--- Selected passage ---
════════════════

Eventful, a grassroots website that began by drawing musicians to small markets, has trained its sights on politicians.
October 12, 2007

The website Eventful, based in San Diego, is encouraging its users to make demands of politicians. Last week, for example, some of Eventful’s users brought John Edwards, a candidate for the Democratic presidential nomination, to Columbus, KY–a town of 229.

There by demand: John Edwards, a candidate for the Democratic presidential nomination, appears in Columbus, KY (above), a town of 229. He was brought to the town by requests made by users of the site Eventful.

People can use Eventful to track events of interest to them, as well as to “demand” that desired events happen in their area. The site launched its demand service in March 2006. Users can register demands for particular public figures through Eventful’s site, through widgets available on some blogs, or through applications on MySpace, Facebook, and NetVibes. Once they make a demand, users can then launch a grassroots effort to get more people to sign on to the demand. The idea is that once a large enough number of people demand an event, the celebrity in question will take notice and appear.

════════════════

--- Given material ---
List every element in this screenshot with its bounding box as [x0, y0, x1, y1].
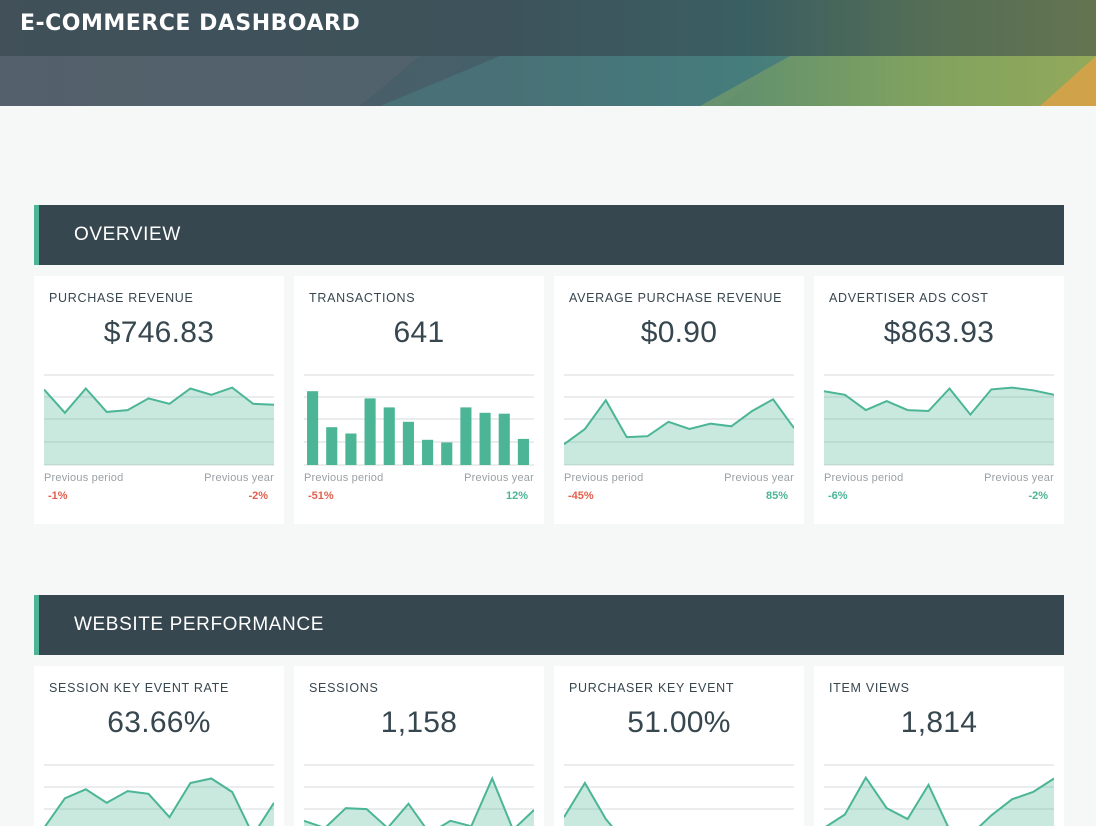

════════════════

--- What you need to do ---
1/ According to the Eventful article, when did the site launch its demand service?
2/ Continue the Eventful article from its last sentence.

--- Answers provided ---
1/ March 2006.

2/
“What happened almost immediately after we rolled out the service was that performers–particularly musicians and comedians–embraced the service as a way to engage their fans and empower them with influence over where they appear,” Eventful CEO Jordan Glazier says. He adds that performers find demographic data from the site valuable, not to mention its communications module, which they can use to respond to fans making demands.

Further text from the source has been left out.